◆ **Entries from a dataset**
-----
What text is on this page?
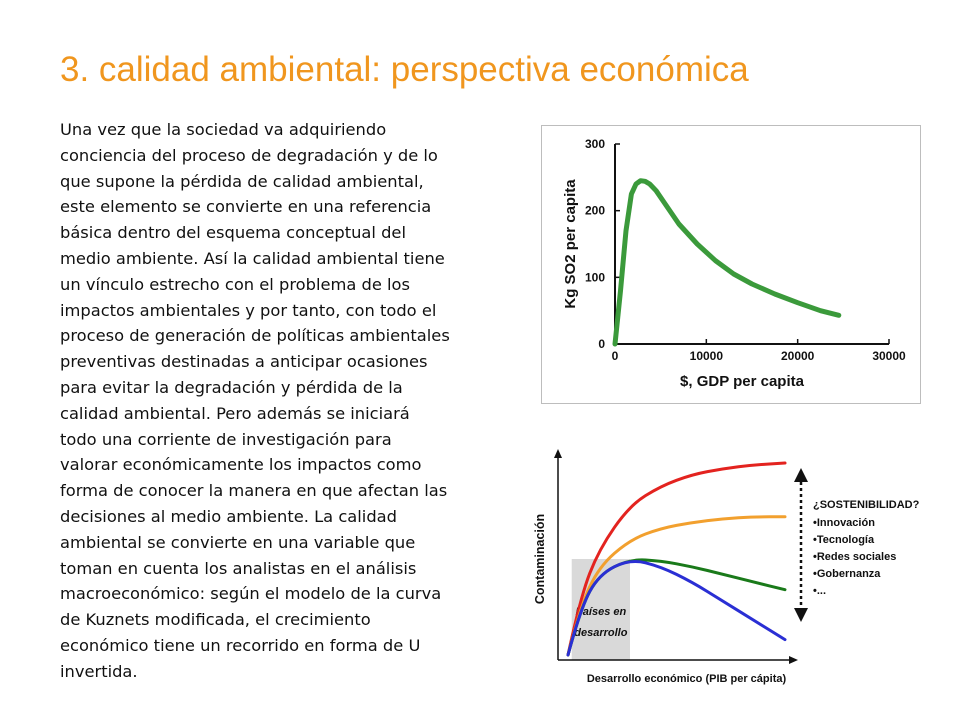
3. calidad ambiental: perspectiva económica
Una vez que la sociedad va adquiriendo
conciencia del proceso de degradación y de lo
que supone la pérdida de calidad ambiental,
este elemento se convierte en una referencia
básica dentro del esquema conceptual del
medio ambiente. Así la calidad ambiental tiene
un vínculo estrecho con el problema de los
impactos ambientales y por tanto, con todo el
proceso de generación de políticas ambientales
preventivas destinadas a anticipar ocasiones
para evitar la degradación y pérdida de la
calidad ambiental. Pero además se iniciará
todo una corriente de investigación para
valorar económicamente los impactos como
forma de conocer la manera en que afectan las
decisiones al medio ambiente. La calidad
ambiental se convierte en una variable que
toman en cuenta los analistas en el análisis
macroeconómico: según el modelo de la curva
de Kuznets modificada, el crecimiento
económico tiene un recorrido en forma de U
invertida.
0
100
200
300
0	10000	20000	30000
$, GDP per capita
Kg SO2 per capita
Países en
desarrollo
¿SOSTENIBILIDAD?
•Innovación
•Tecnología
•Redes sociales
•Gobernanza
•...
Desarrollo económico (PIB per cápita)
Contaminación
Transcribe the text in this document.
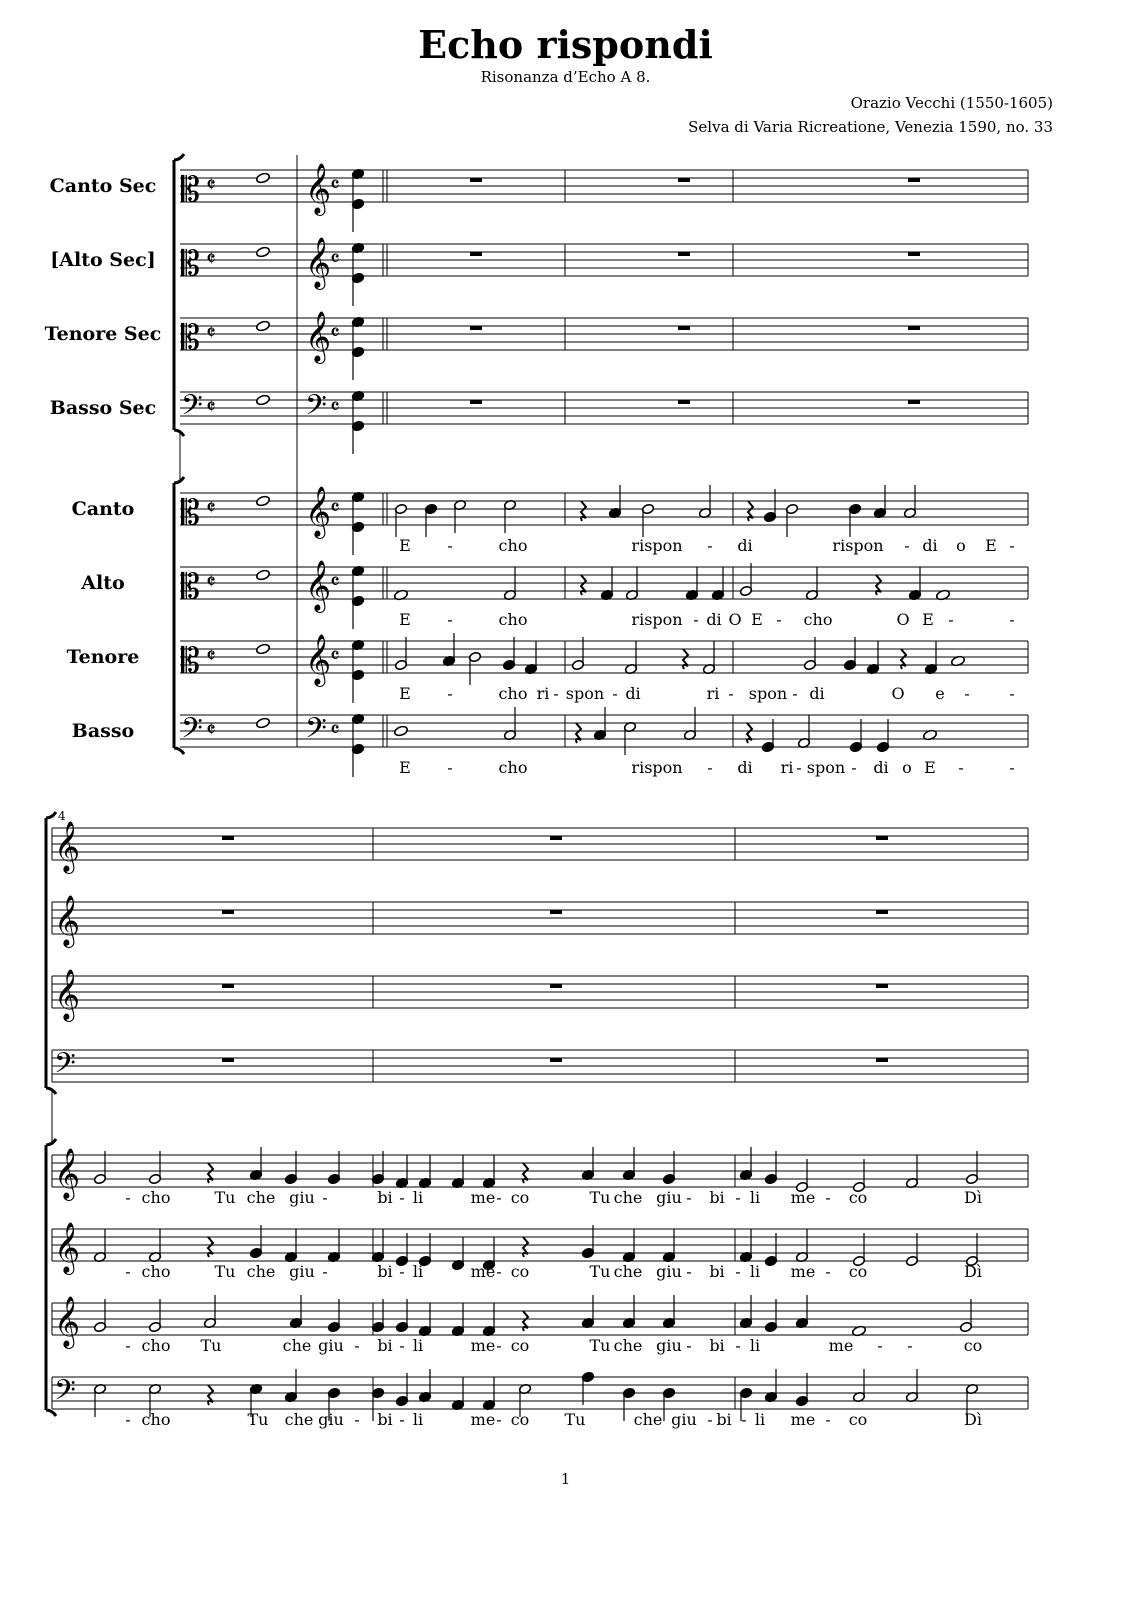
Echo rispondi
Risonanza d’Echo A 8.
Orazio Vecchi (1550-1605)
Selva di Varia Ricreatione, Venezia 1590, no. 33
Canto Sec 𝄡 𝄵 𝄞
𝄴
[Alto Sec] 𝄡 𝄵 𝄞
𝄴
Tenore Sec 𝄡 𝄵 𝄞
𝄴
Basso Sec 𝄢 𝄵	𝄢 𝄴
Canto 𝄡 𝄵 𝄞
𝄴
Alto 𝄡 𝄵 𝄞
𝄴
Tenore 𝄡 𝄵 𝄞
𝄴
Basso 𝄢 𝄵	𝄢 𝄴
E -	cho	rispon - di	rispon - di o E -
E -	cho	rispon - di O E - cho	O E -	-
E -	cho ri - spon - di	ri - spon - di	O e - -
E -	cho	rispon - di ri - spon - di o E -	-
4
𝄞
𝄞
𝄞
𝄢
𝄞
𝄞
𝄞
𝄢
- cho	Tu che giu -	bi - li	me - co	Tu che giu - bi - li me - co	Dì
- cho	Tu che giu -	bi - li	me - co	Tu che giu - bi - li me - co	Dì
- cho Tu	che giu - bi - li	me - co	Tu che giu - bi - li	me - -	co
- cho	Tu che giu - bi - li	me - co Tu	che giu - bi - li me - co	Dì
1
-----
◆ **STATED GOAL**
Report all lines of the data that include the word "proceso".

◆ **OUTPUT OF THE TASK**
conciencia del proceso de degradación y de lo
proceso de generación de políticas ambientales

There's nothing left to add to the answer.